(Entries with figure data)

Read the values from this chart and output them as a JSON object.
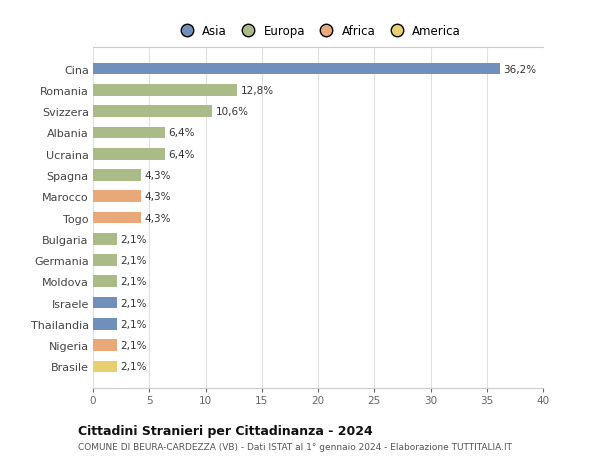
{
  "countries": [
    "Cina",
    "Romania",
    "Svizzera",
    "Albania",
    "Ucraina",
    "Spagna",
    "Marocco",
    "Togo",
    "Bulgaria",
    "Germania",
    "Moldova",
    "Israele",
    "Thailandia",
    "Nigeria",
    "Brasile"
  ],
  "values": [
    36.2,
    12.8,
    10.6,
    6.4,
    6.4,
    4.3,
    4.3,
    4.3,
    2.1,
    2.1,
    2.1,
    2.1,
    2.1,
    2.1,
    2.1
  ],
  "labels": [
    "36,2%",
    "12,8%",
    "10,6%",
    "6,4%",
    "6,4%",
    "4,3%",
    "4,3%",
    "4,3%",
    "2,1%",
    "2,1%",
    "2,1%",
    "2,1%",
    "2,1%",
    "2,1%",
    "2,1%"
  ],
  "continents": [
    "Asia",
    "Europa",
    "Europa",
    "Europa",
    "Europa",
    "Europa",
    "Africa",
    "Africa",
    "Europa",
    "Europa",
    "Europa",
    "Asia",
    "Asia",
    "Africa",
    "America"
  ],
  "colors": {
    "Asia": "#7090bb",
    "Europa": "#aabb88",
    "Africa": "#e8a878",
    "America": "#e8d070"
  },
  "xlim": [
    0,
    40
  ],
  "xticks": [
    0,
    5,
    10,
    15,
    20,
    25,
    30,
    35,
    40
  ],
  "title": "Cittadini Stranieri per Cittadinanza - 2024",
  "subtitle": "COMUNE DI BEURA-CARDEZZA (VB) - Dati ISTAT al 1° gennaio 2024 - Elaborazione TUTTITALIA.IT",
  "bg_color": "#ffffff",
  "grid_color": "#e0e0e0",
  "bar_height": 0.55,
  "legend_order": [
    "Asia",
    "Europa",
    "Africa",
    "America"
  ]
}
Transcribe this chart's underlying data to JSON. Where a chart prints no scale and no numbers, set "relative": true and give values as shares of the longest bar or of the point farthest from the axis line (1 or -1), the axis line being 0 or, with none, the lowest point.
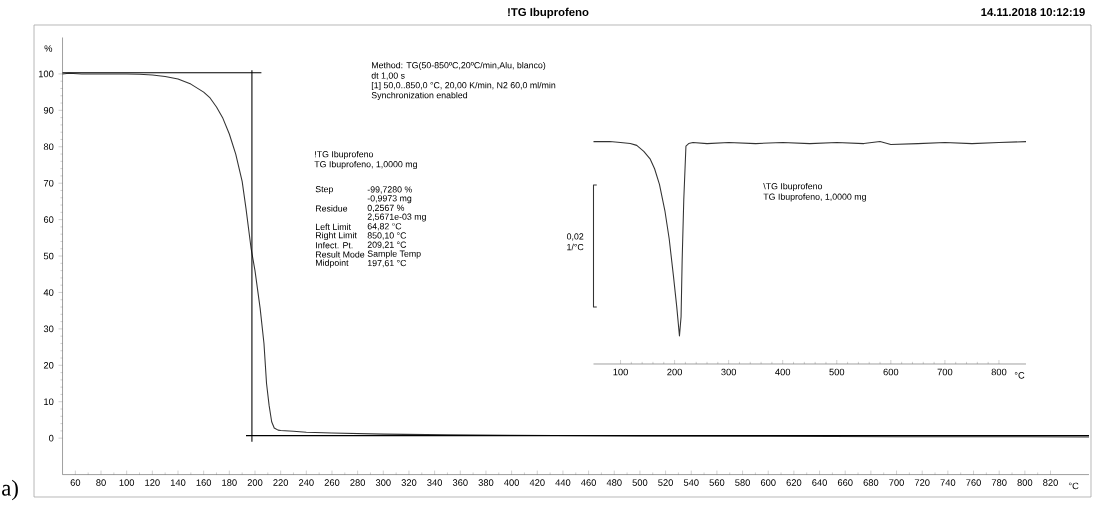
{
  "chart_data": [
    {
      "type": "line",
      "title": "!TG Ibuprofeno",
      "subtitle": "14.11.2018 10:12:19",
      "xlabel": "°C",
      "ylabel": "%",
      "xlim": [
        50,
        850
      ],
      "ylim": [
        -10,
        110
      ],
      "xticks": [
        60,
        80,
        100,
        120,
        140,
        160,
        180,
        200,
        220,
        240,
        260,
        280,
        300,
        320,
        340,
        360,
        380,
        400,
        420,
        440,
        460,
        480,
        500,
        520,
        540,
        560,
        580,
        600,
        620,
        640,
        660,
        680,
        700,
        720,
        740,
        760,
        780,
        800,
        820
      ],
      "yticks": [
        0,
        10,
        20,
        30,
        40,
        50,
        60,
        70,
        80,
        90,
        100
      ],
      "series": [
        {
          "color": "#333333",
          "x": [
            50,
            55,
            60,
            65,
            80,
            100,
            110,
            120,
            130,
            140,
            150,
            160,
            165,
            170,
            175,
            180,
            185,
            190,
            193,
            197,
            200,
            204,
            207,
            209,
            211,
            213,
            215,
            218,
            220,
            230,
            240,
            260,
            300,
            350,
            400,
            500,
            600,
            700,
            800,
            850
          ],
          "values": [
            100.0,
            100.2,
            100.1,
            100.0,
            100.0,
            100.0,
            99.9,
            99.7,
            99.3,
            98.6,
            97.2,
            95.0,
            93.4,
            90.9,
            87.8,
            83.5,
            78.0,
            70.5,
            63,
            52,
            46,
            35.7,
            26,
            15,
            9,
            4.5,
            2.8,
            2.2,
            2.1,
            1.9,
            1.6,
            1.4,
            1.1,
            0.9,
            0.8,
            0.6,
            0.5,
            0.4,
            0.4,
            0.3
          ]
        },
        {
          "color": "#000000",
          "x": [
            50,
            205
          ],
          "values": [
            100.3,
            100.3
          ]
        },
        {
          "color": "#000000",
          "x": [
            197.61,
            197.61
          ],
          "values": [
            101,
            -1
          ]
        },
        {
          "color": "#000000",
          "x": [
            193,
            850
          ],
          "values": [
            0.7,
            0.7
          ]
        }
      ],
      "annotations": [
        "Method: TG(50-850ºC,20ºC/min,Alu, blanco)",
        "dt 1,00 s",
        "[1] 50,0..850,0 °C, 20,00 K/min,  N2 60,0 ml/min",
        "Synchronization enabled",
        "!TG Ibuprofeno",
        "TG Ibuprofeno, 1,0000 mg",
        "Step",
        "-99,7280 %",
        "-0,9973 mg",
        "Residue",
        "0,2567 %",
        "2,5671e-03 mg",
        "Left Limit",
        "64,82 °C",
        "Right Limit",
        "850,10 °C",
        "Infect. Pt.",
        "209,21 °C",
        "Result Mode",
        "Sample Temp",
        "Midpoint",
        "197,61 °C",
        "a)"
      ]
    },
    {
      "type": "line",
      "relative": true,
      "xlabel": "°C",
      "xlim": [
        50,
        850
      ],
      "xticks": [
        100,
        200,
        300,
        400,
        500,
        600,
        700,
        800
      ],
      "tick_labels": "x",
      "x": [
        50,
        80,
        100,
        118,
        130,
        143,
        155,
        163,
        172,
        182,
        190,
        198,
        204,
        209,
        212,
        214,
        217,
        221,
        226,
        234,
        260,
        300,
        350,
        400,
        450,
        500,
        550,
        580,
        600,
        650,
        700,
        750,
        800,
        850
      ],
      "series": [
        {
          "color": "#333333",
          "values": [
            1.0,
            1.0,
            0.996,
            0.991,
            0.983,
            0.956,
            0.921,
            0.878,
            0.808,
            0.69,
            0.563,
            0.393,
            0.257,
            0.126,
            0.213,
            0.467,
            0.738,
            0.98,
            0.991,
            0.996,
            0.991,
            0.996,
            0.991,
            0.996,
            0.991,
            0.996,
            0.991,
            1.0,
            0.987,
            0.991,
            0.996,
            0.991,
            0.996,
            1.0
          ]
        },
        {
          "color": "#333333",
          "x": [
            56,
            50,
            50,
            56
          ],
          "values": [
            0.805,
            0.805,
            0.256,
            0.256
          ]
        }
      ],
      "annotations": [
        "\\TG Ibuprofeno",
        "TG Ibuprofeno, 1,0000 mg",
        "0,02",
        "1/°C"
      ]
    }
  ]
}
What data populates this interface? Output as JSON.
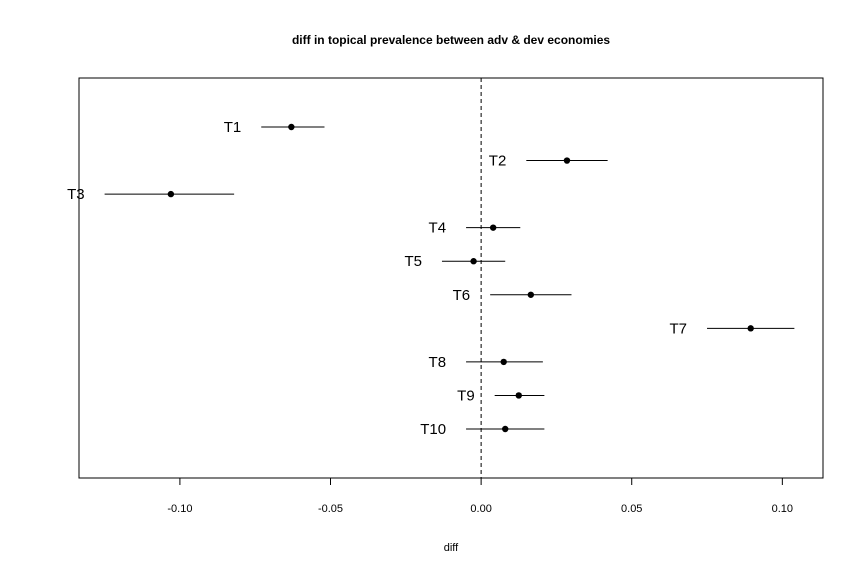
{
  "chart_data": {
    "type": "scatter",
    "title": "diff in topical prevalence between adv & dev economies",
    "xlabel": "diff",
    "ylabel": "",
    "xlim": [
      -0.1335,
      0.1135
    ],
    "x_ticks": [
      -0.1,
      -0.05,
      0.0,
      0.05,
      0.1
    ],
    "x_tick_labels": [
      "-0.10",
      "-0.05",
      "0.00",
      "0.05",
      "0.10"
    ],
    "reference_line": 0,
    "grid": false,
    "legend": "none",
    "point_color": "#000000",
    "series": [
      {
        "points": [
          {
            "label": "T1",
            "estimate": -0.063,
            "lower": -0.073,
            "upper": -0.052
          },
          {
            "label": "T2",
            "estimate": 0.0285,
            "lower": 0.015,
            "upper": 0.042
          },
          {
            "label": "T3",
            "estimate": -0.103,
            "lower": -0.125,
            "upper": -0.082
          },
          {
            "label": "T4",
            "estimate": 0.004,
            "lower": -0.005,
            "upper": 0.013
          },
          {
            "label": "T5",
            "estimate": -0.0025,
            "lower": -0.013,
            "upper": 0.008
          },
          {
            "label": "T6",
            "estimate": 0.0165,
            "lower": 0.003,
            "upper": 0.03
          },
          {
            "label": "T7",
            "estimate": 0.0895,
            "lower": 0.075,
            "upper": 0.104
          },
          {
            "label": "T8",
            "estimate": 0.0075,
            "lower": -0.005,
            "upper": 0.0205
          },
          {
            "label": "T9",
            "estimate": 0.0125,
            "lower": 0.0045,
            "upper": 0.021
          },
          {
            "label": "T10",
            "estimate": 0.008,
            "lower": -0.005,
            "upper": 0.021
          }
        ]
      }
    ]
  }
}
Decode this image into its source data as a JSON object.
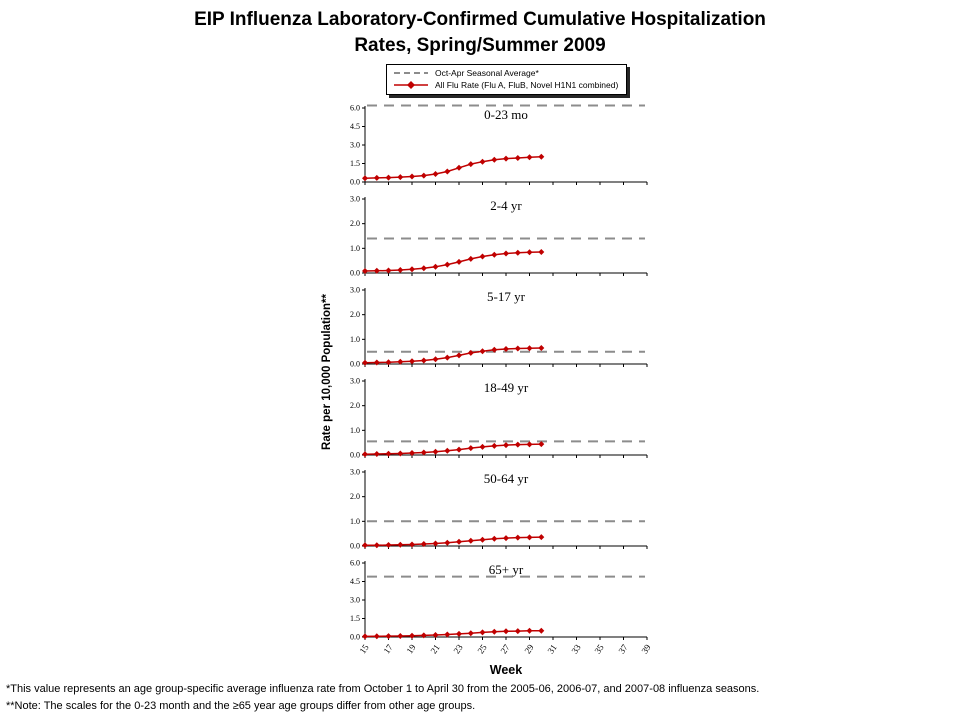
{
  "title": {
    "line1": "EIP Influenza Laboratory-Confirmed Cumulative Hospitalization",
    "line2": "Rates, Spring/Summer 2009"
  },
  "footnotes": [
    "*This value represents an age group-specific average influenza rate from October 1 to April 30 from the 2005-06, 2006-07, and 2007-08 influenza seasons.",
    "**Note: The scales for the 0-23 month and the ≥65 year age groups differ from other age groups."
  ],
  "chart_data": {
    "type": "line",
    "xlabel": "Week",
    "ylabel": "Rate per 10,000 Population**",
    "legend": [
      "Oct-Apr Seasonal Average*",
      "All Flu Rate (Flu A, FluB, Novel H1N1 combined)"
    ],
    "colors": {
      "flu_line": "#c00000",
      "seasonal_line": "#8c8c8c"
    },
    "x_axis_range": [
      15,
      39
    ],
    "x_tick_labels": [
      15,
      17,
      19,
      21,
      23,
      25,
      27,
      29,
      31,
      33,
      35,
      37,
      39
    ],
    "x_weeks": [
      15,
      16,
      17,
      18,
      19,
      20,
      21,
      22,
      23,
      24,
      25,
      26,
      27,
      28,
      29,
      30
    ],
    "panels": [
      {
        "label": "0-23 mo",
        "ylim": [
          0,
          6.0
        ],
        "yticks": [
          0.0,
          1.5,
          3.0,
          4.5,
          6.0
        ],
        "seasonal_average": 6.2,
        "values": [
          0.3,
          0.33,
          0.36,
          0.4,
          0.45,
          0.52,
          0.65,
          0.85,
          1.15,
          1.45,
          1.65,
          1.8,
          1.9,
          1.95,
          2.0,
          2.05
        ]
      },
      {
        "label": "2-4 yr",
        "ylim": [
          0,
          3.0
        ],
        "yticks": [
          0.0,
          1.0,
          2.0,
          3.0
        ],
        "seasonal_average": 1.4,
        "values": [
          0.08,
          0.09,
          0.1,
          0.12,
          0.15,
          0.19,
          0.25,
          0.34,
          0.45,
          0.57,
          0.67,
          0.74,
          0.79,
          0.82,
          0.84,
          0.85
        ]
      },
      {
        "label": "5-17 yr",
        "ylim": [
          0,
          3.0
        ],
        "yticks": [
          0.0,
          1.0,
          2.0,
          3.0
        ],
        "seasonal_average": 0.5,
        "values": [
          0.05,
          0.06,
          0.07,
          0.09,
          0.11,
          0.14,
          0.19,
          0.26,
          0.35,
          0.45,
          0.52,
          0.58,
          0.61,
          0.63,
          0.64,
          0.65
        ]
      },
      {
        "label": "18-49 yr",
        "ylim": [
          0,
          3.0
        ],
        "yticks": [
          0.0,
          1.0,
          2.0,
          3.0
        ],
        "seasonal_average": 0.55,
        "values": [
          0.03,
          0.04,
          0.05,
          0.06,
          0.08,
          0.1,
          0.13,
          0.17,
          0.22,
          0.28,
          0.33,
          0.37,
          0.4,
          0.42,
          0.43,
          0.44
        ]
      },
      {
        "label": "50-64 yr",
        "ylim": [
          0,
          3.0
        ],
        "yticks": [
          0.0,
          1.0,
          2.0,
          3.0
        ],
        "seasonal_average": 1.0,
        "values": [
          0.03,
          0.03,
          0.04,
          0.05,
          0.06,
          0.08,
          0.1,
          0.13,
          0.17,
          0.21,
          0.25,
          0.29,
          0.32,
          0.34,
          0.35,
          0.36
        ]
      },
      {
        "label": "65+ yr",
        "ylim": [
          0,
          6.0
        ],
        "yticks": [
          0.0,
          1.5,
          3.0,
          4.5,
          6.0
        ],
        "seasonal_average": 4.9,
        "values": [
          0.05,
          0.06,
          0.07,
          0.08,
          0.1,
          0.13,
          0.16,
          0.2,
          0.25,
          0.31,
          0.37,
          0.42,
          0.46,
          0.48,
          0.5,
          0.51
        ]
      }
    ]
  }
}
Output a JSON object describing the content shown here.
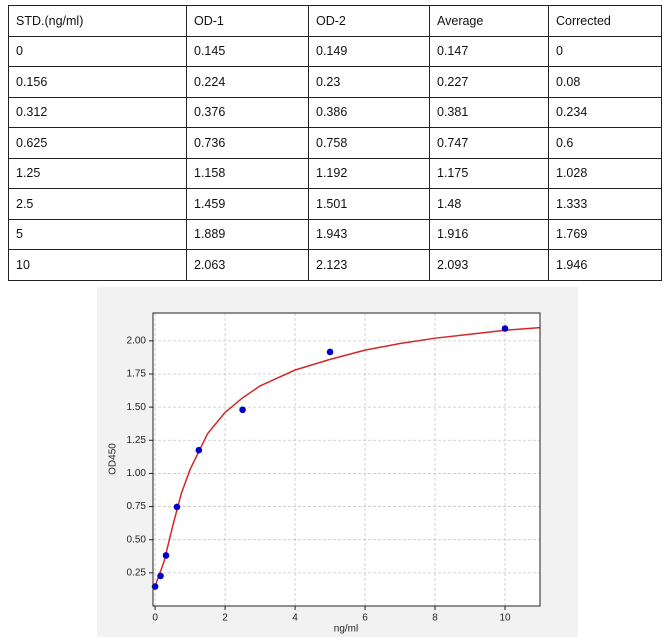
{
  "table": {
    "header": [
      "STD.(ng/ml)",
      "OD-1",
      "OD-2",
      "Average",
      "Corrected"
    ],
    "rows": [
      [
        "0",
        "0.145",
        "0.149",
        "0.147",
        "0"
      ],
      [
        "0.156",
        "0.224",
        "0.23",
        "0.227",
        "0.08"
      ],
      [
        "0.312",
        "0.376",
        "0.386",
        "0.381",
        "0.234"
      ],
      [
        "0.625",
        "0.736",
        "0.758",
        "0.747",
        "0.6"
      ],
      [
        "1.25",
        "1.158",
        "1.192",
        "1.175",
        "1.028"
      ],
      [
        "2.5",
        "1.459",
        "1.501",
        "1.48",
        "1.333"
      ],
      [
        "5",
        "1.889",
        "1.943",
        "1.916",
        "1.769"
      ],
      [
        "10",
        "2.063",
        "2.123",
        "2.093",
        "1.946"
      ]
    ]
  },
  "chart_data": {
    "type": "scatter",
    "x_label": "ng/ml",
    "y_label": "OD450",
    "xlim": [
      -0.06,
      11
    ],
    "ylim": [
      0,
      2.21
    ],
    "xticks": [
      0,
      2,
      4,
      6,
      8,
      10
    ],
    "yticks": [
      0.25,
      {
        "value": 0.5,
        "label": "0.50"
      },
      0.75,
      {
        "value": 1,
        "label": "1.00"
      },
      1.25,
      {
        "value": 1.5,
        "label": "1.50"
      },
      1.75,
      {
        "value": 2,
        "label": "2.00"
      }
    ],
    "grid": true,
    "series": [
      {
        "mode": "markers",
        "color": "#0000cc",
        "x": [
          0,
          0.156,
          0.312,
          0.625,
          1.25,
          2.5,
          5,
          10
        ],
        "values": [
          0.147,
          0.227,
          0.381,
          0.747,
          1.175,
          1.48,
          1.916,
          2.093
        ]
      },
      {
        "mode": "line",
        "color": "#d62728",
        "x": [
          0,
          0.25,
          0.5,
          0.75,
          1,
          1.5,
          2,
          2.5,
          3,
          4,
          5,
          6,
          7,
          8,
          9,
          10,
          11
        ],
        "values": [
          0.15,
          0.33,
          0.6,
          0.85,
          1.03,
          1.3,
          1.46,
          1.57,
          1.66,
          1.78,
          1.86,
          1.93,
          1.98,
          2.02,
          2.05,
          2.08,
          2.1
        ]
      }
    ]
  }
}
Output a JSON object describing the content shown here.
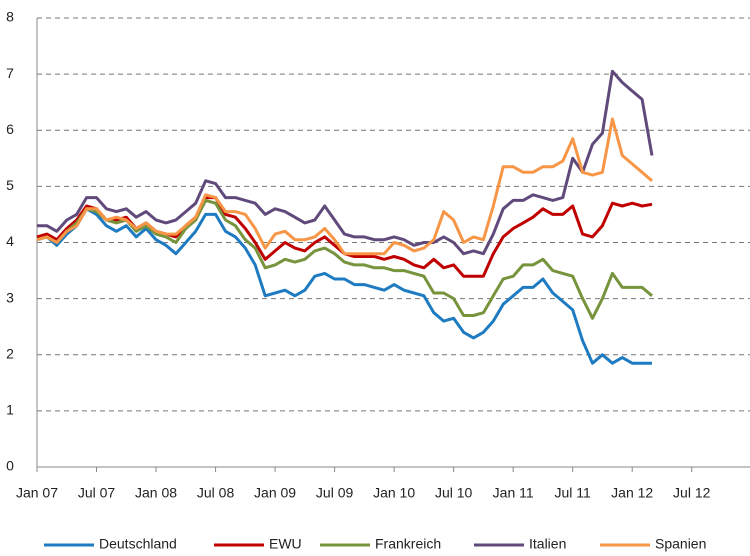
{
  "chart_data": {
    "type": "line",
    "categories": [
      "Jan 07",
      null,
      null,
      null,
      null,
      null,
      "Jul 07",
      null,
      null,
      null,
      null,
      null,
      "Jan 08",
      null,
      null,
      null,
      null,
      null,
      "Jul 08",
      null,
      null,
      null,
      null,
      null,
      "Jan 09",
      null,
      null,
      null,
      null,
      null,
      "Jul 09",
      null,
      null,
      null,
      null,
      null,
      "Jan 10",
      null,
      null,
      null,
      null,
      null,
      "Jul 10",
      null,
      null,
      null,
      null,
      null,
      "Jan 11",
      null,
      null,
      null,
      null,
      null,
      "Jul 11",
      null,
      null,
      null,
      null,
      null,
      "Jan 12",
      null,
      null,
      null,
      null,
      null,
      "Jul 12",
      null,
      null,
      null,
      null,
      null
    ],
    "ylim": [
      0,
      8
    ],
    "yticks": [
      0,
      1,
      2,
      3,
      4,
      5,
      6,
      7,
      8
    ],
    "grid": true,
    "series": [
      {
        "name": "Deutschland",
        "color": "#1f7bc1",
        "values": [
          4.05,
          4.1,
          3.95,
          4.15,
          4.3,
          4.6,
          4.5,
          4.3,
          4.2,
          4.3,
          4.1,
          4.25,
          4.05,
          3.95,
          3.8,
          4.0,
          4.2,
          4.5,
          4.5,
          4.2,
          4.1,
          3.9,
          3.6,
          3.05,
          3.1,
          3.15,
          3.05,
          3.15,
          3.4,
          3.45,
          3.35,
          3.35,
          3.25,
          3.25,
          3.2,
          3.15,
          3.25,
          3.15,
          3.1,
          3.05,
          2.75,
          2.6,
          2.65,
          2.4,
          2.3,
          2.4,
          2.6,
          2.9,
          3.05,
          3.2,
          3.2,
          3.35,
          3.1,
          2.95,
          2.8,
          2.25,
          1.85,
          2.0,
          1.85,
          1.95,
          1.85,
          1.85,
          1.85,
          null,
          null,
          null,
          null,
          null,
          null,
          null,
          null,
          null
        ]
      },
      {
        "name": "EWU",
        "color": "#c00000",
        "values": [
          4.1,
          4.15,
          4.05,
          4.25,
          4.4,
          4.65,
          4.6,
          4.4,
          4.4,
          4.45,
          4.25,
          4.35,
          4.2,
          4.15,
          4.1,
          4.3,
          4.45,
          4.8,
          4.8,
          4.5,
          4.45,
          4.25,
          4.0,
          3.7,
          3.85,
          4.0,
          3.9,
          3.85,
          4.0,
          4.1,
          3.95,
          3.8,
          3.75,
          3.75,
          3.75,
          3.7,
          3.75,
          3.7,
          3.6,
          3.55,
          3.7,
          3.55,
          3.6,
          3.4,
          3.4,
          3.4,
          3.8,
          4.1,
          4.25,
          4.35,
          4.45,
          4.6,
          4.5,
          4.5,
          4.65,
          4.15,
          4.1,
          4.3,
          4.7,
          4.65,
          4.7,
          4.65,
          4.68,
          null,
          null,
          null,
          null,
          null,
          null,
          null,
          null,
          null
        ]
      },
      {
        "name": "Frankreich",
        "color": "#77933c",
        "values": [
          4.05,
          4.1,
          4.0,
          4.2,
          4.35,
          4.6,
          4.55,
          4.4,
          4.35,
          4.4,
          4.2,
          4.3,
          4.15,
          4.1,
          4.0,
          4.25,
          4.4,
          4.75,
          4.7,
          4.4,
          4.3,
          4.05,
          3.9,
          3.55,
          3.6,
          3.7,
          3.65,
          3.7,
          3.85,
          3.9,
          3.8,
          3.65,
          3.6,
          3.6,
          3.55,
          3.55,
          3.5,
          3.5,
          3.45,
          3.4,
          3.1,
          3.1,
          3.0,
          2.7,
          2.7,
          2.75,
          3.05,
          3.35,
          3.4,
          3.6,
          3.6,
          3.7,
          3.5,
          3.45,
          3.4,
          3.0,
          2.65,
          3.0,
          3.45,
          3.2,
          3.2,
          3.2,
          3.05,
          null,
          null,
          null,
          null,
          null,
          null,
          null,
          null,
          null
        ]
      },
      {
        "name": "Italien",
        "color": "#604a7b",
        "values": [
          4.3,
          4.3,
          4.2,
          4.4,
          4.5,
          4.8,
          4.8,
          4.6,
          4.55,
          4.6,
          4.45,
          4.55,
          4.4,
          4.35,
          4.4,
          4.55,
          4.7,
          5.1,
          5.05,
          4.8,
          4.8,
          4.75,
          4.7,
          4.5,
          4.6,
          4.55,
          4.45,
          4.35,
          4.4,
          4.65,
          4.4,
          4.15,
          4.1,
          4.1,
          4.05,
          4.05,
          4.1,
          4.05,
          3.95,
          4.0,
          4.0,
          4.1,
          4.0,
          3.8,
          3.85,
          3.8,
          4.15,
          4.6,
          4.75,
          4.75,
          4.85,
          4.8,
          4.75,
          4.8,
          5.5,
          5.25,
          5.75,
          5.95,
          7.05,
          6.85,
          6.7,
          6.55,
          5.55,
          null,
          null,
          null,
          null,
          null,
          null,
          null,
          null,
          null
        ]
      },
      {
        "name": "Spanien",
        "color": "#f79646",
        "values": [
          4.05,
          4.1,
          4.0,
          4.2,
          4.3,
          4.6,
          4.6,
          4.4,
          4.45,
          4.4,
          4.25,
          4.35,
          4.2,
          4.15,
          4.15,
          4.3,
          4.45,
          4.85,
          4.8,
          4.55,
          4.55,
          4.5,
          4.25,
          3.9,
          4.15,
          4.2,
          4.05,
          4.05,
          4.1,
          4.25,
          4.05,
          3.8,
          3.8,
          3.8,
          3.8,
          3.8,
          4.0,
          3.95,
          3.85,
          3.9,
          4.05,
          4.55,
          4.4,
          4.0,
          4.1,
          4.05,
          4.65,
          5.35,
          5.35,
          5.25,
          5.25,
          5.35,
          5.35,
          5.45,
          5.85,
          5.25,
          5.2,
          5.25,
          6.2,
          5.55,
          5.4,
          5.25,
          5.1,
          null,
          null,
          null,
          null,
          null,
          null,
          null,
          null,
          null
        ]
      }
    ]
  }
}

**Brief:** Identify every line above that includes the word "from", and show those lines.

**Answer:**
Read the values from this chart and output them as a JSON object.
Transcribe this chart's underlying data to JSON. Where a chart prints no scale and no numbers, set "relative": true and give values as shares of the longest bar or of the point farthest from the axis line (1 or -1), the axis line being 0 or, with none, the lowest point.
    "*This value represents an age group-specific average influenza rate from October 1 to April 30 from the 2005-06, 2006-07, and 2007-08 influenza seasons.",
    "**Note: The scales for the 0-23 month and the ≥65 year age groups differ from other age groups."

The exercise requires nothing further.